:: MATERIAL TO PROCESS ::

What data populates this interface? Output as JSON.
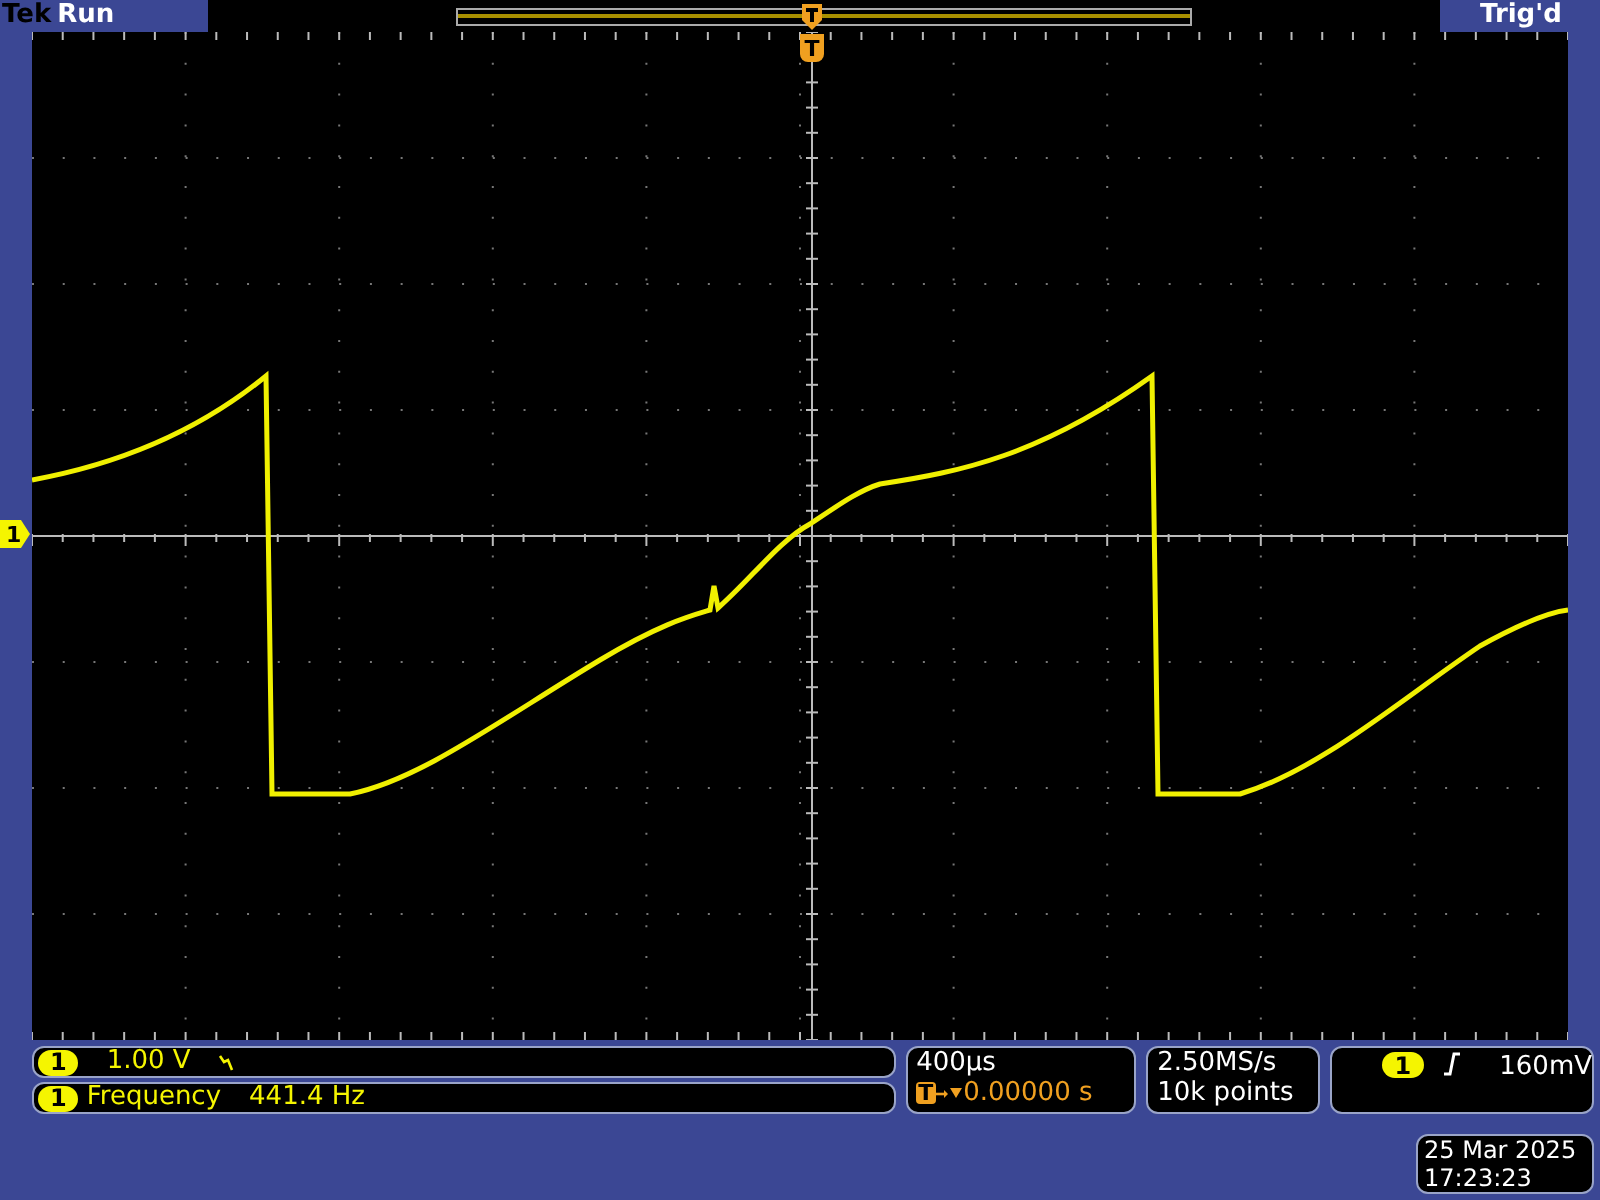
{
  "status": {
    "brand": "Tek",
    "acquisition": "Run",
    "trigger_state": "Trig'd"
  },
  "graticule": {
    "trigger_marker": "T",
    "channel_marker": "1"
  },
  "channel": {
    "number": "1",
    "scale": "1.00 V"
  },
  "measurement": {
    "channel": "1",
    "label": "Frequency",
    "value": "441.4 Hz"
  },
  "timebase": {
    "scale": "400µs",
    "trigger_marker": "T",
    "delay": "0.00000 s"
  },
  "acquisition": {
    "sample_rate": "2.50MS/s",
    "record_length": "10k points"
  },
  "trigger": {
    "channel": "1",
    "threshold": "160mV"
  },
  "datetime": {
    "date": "25 Mar 2025",
    "time": "17:23:23"
  }
}
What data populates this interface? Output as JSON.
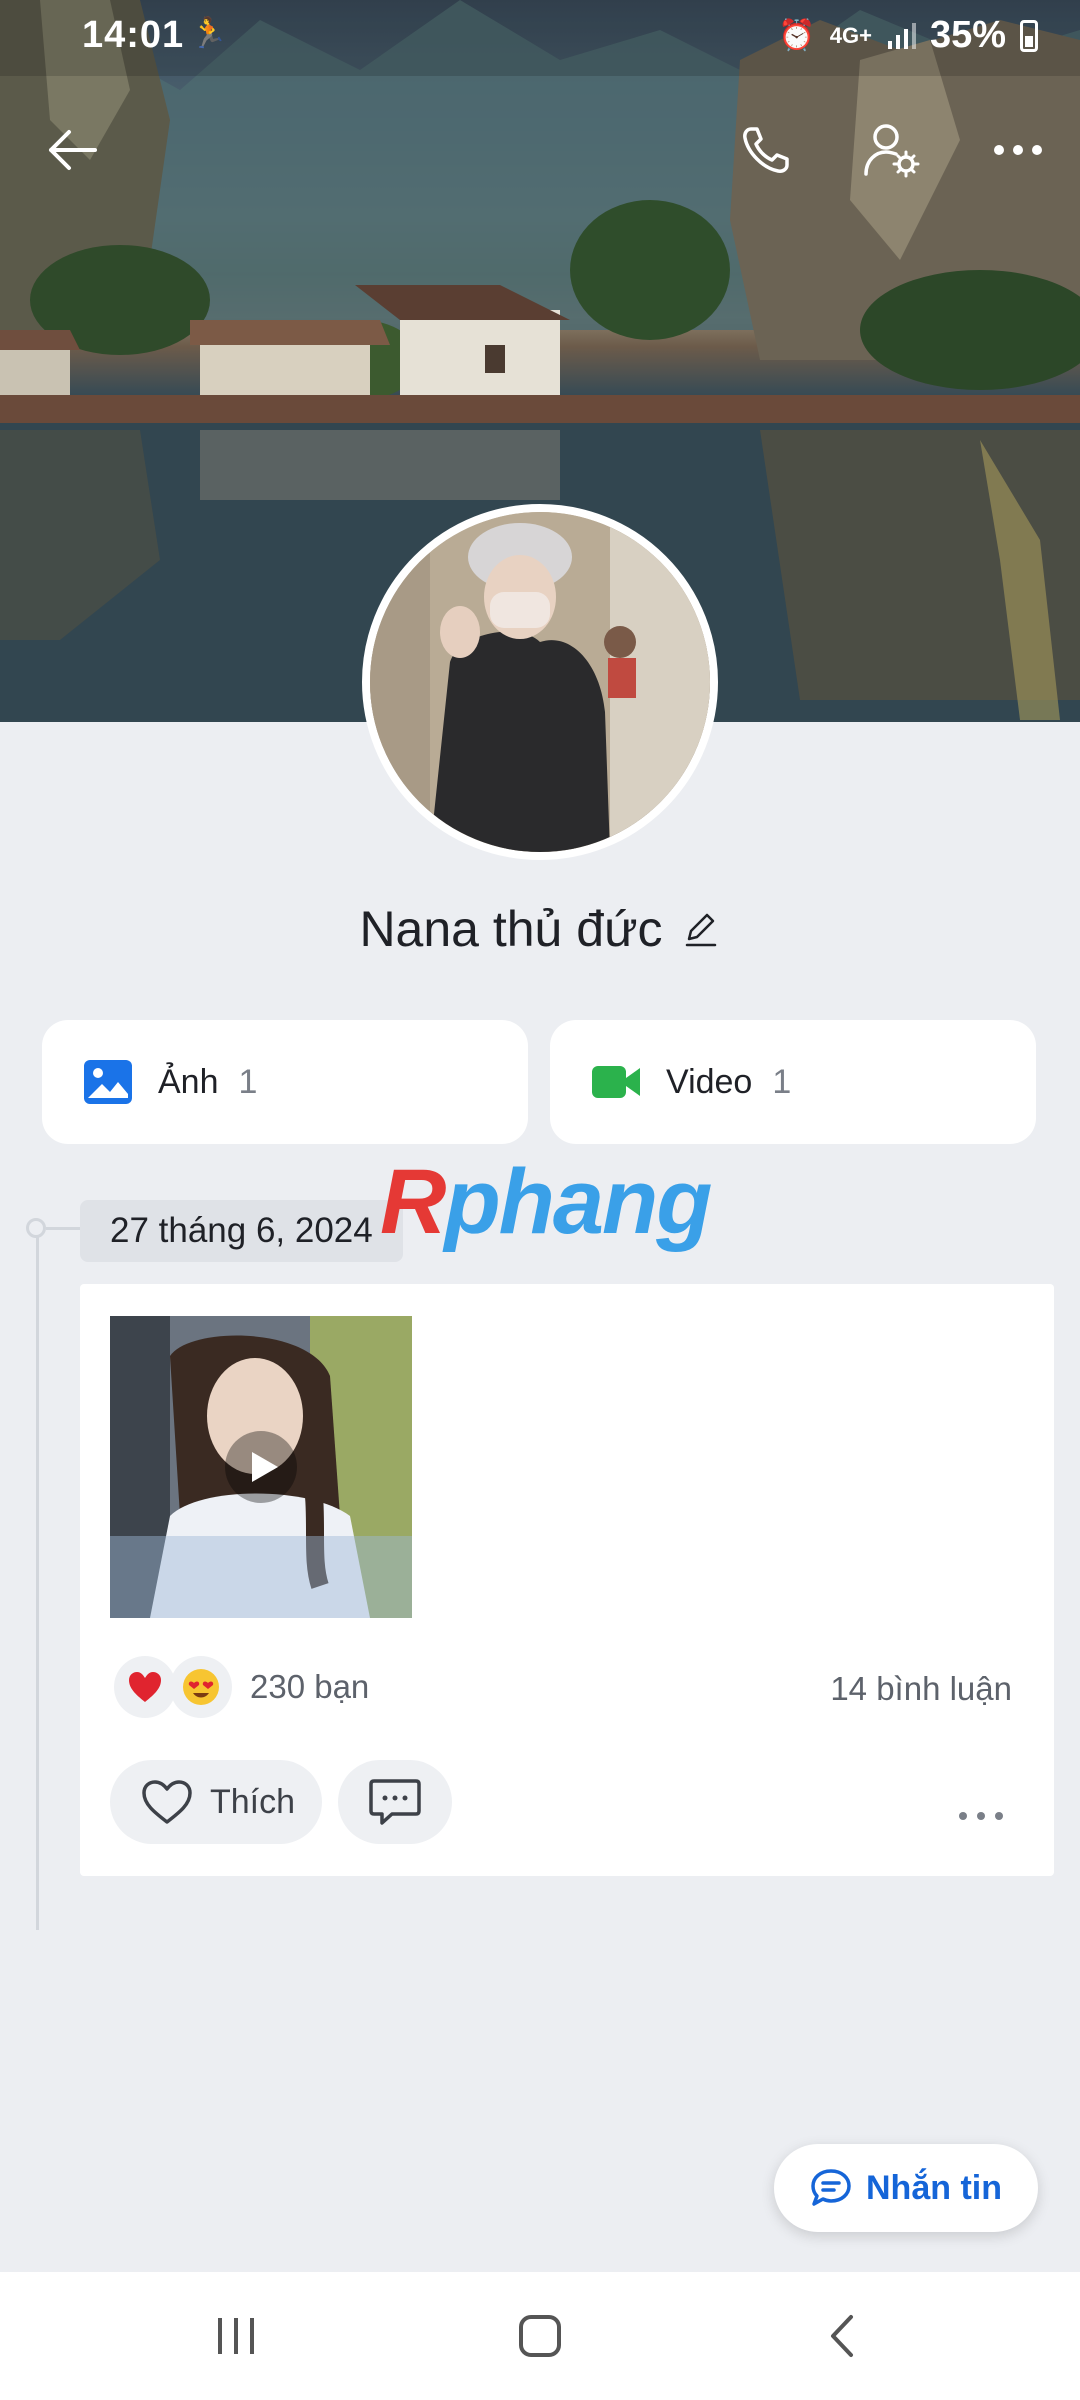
{
  "status_bar": {
    "time": "14:01",
    "battery": "35%",
    "network": "4G+"
  },
  "profile": {
    "name": "Nana thủ đức"
  },
  "media": {
    "photos": {
      "label": "Ảnh",
      "count": "1"
    },
    "videos": {
      "label": "Video",
      "count": "1"
    }
  },
  "timeline": {
    "date": "27 tháng 6, 2024",
    "post": {
      "reactions_count": "230 bạn",
      "comments": "14 bình luận",
      "like_label": "Thích",
      "reactions": [
        "heart",
        "heart-eyes"
      ]
    }
  },
  "watermark": {
    "first": "R",
    "rest": "phang"
  },
  "fab": {
    "label": "Nhắn tin"
  },
  "colors": {
    "accent": "#1565d8",
    "photo_icon": "#1a73e8",
    "video_icon": "#2bb24c",
    "background": "#eceef2"
  }
}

:: TASK GOAL ::
Without including any picture, repeat the data exactly.

:: TASK RESPONSE ::
What data populates this interface? Output as JSON.
{
  "status": {
    "brand": "Tek",
    "acquisition": "Run",
    "trigger_state": "Trig'd"
  },
  "graticule": {
    "trigger_marker": "T",
    "channel_marker": "1"
  },
  "channel": {
    "number": "1",
    "scale": "1.00 V"
  },
  "measurement": {
    "channel": "1",
    "label": "Frequency",
    "value": "441.4 Hz"
  },
  "timebase": {
    "scale": "400µs",
    "trigger_marker": "T",
    "delay": "0.00000 s"
  },
  "acquisition": {
    "sample_rate": "2.50MS/s",
    "record_length": "10k points"
  },
  "trigger": {
    "channel": "1",
    "threshold": "160mV"
  },
  "datetime": {
    "date": "25 Mar 2025",
    "time": "17:23:23"
  }
}
What data populates this interface? Output as JSON.
{
  "status_bar": {
    "time": "14:01",
    "battery": "35%",
    "network": "4G+"
  },
  "profile": {
    "name": "Nana thủ đức"
  },
  "media": {
    "photos": {
      "label": "Ảnh",
      "count": "1"
    },
    "videos": {
      "label": "Video",
      "count": "1"
    }
  },
  "timeline": {
    "date": "27 tháng 6, 2024",
    "post": {
      "reactions_count": "230 bạn",
      "comments": "14 bình luận",
      "like_label": "Thích",
      "reactions": [
        "heart",
        "heart-eyes"
      ]
    }
  },
  "watermark": {
    "first": "R",
    "rest": "phang"
  },
  "fab": {
    "label": "Nhắn tin"
  },
  "colors": {
    "accent": "#1565d8",
    "photo_icon": "#1a73e8",
    "video_icon": "#2bb24c",
    "background": "#eceef2"
  }
}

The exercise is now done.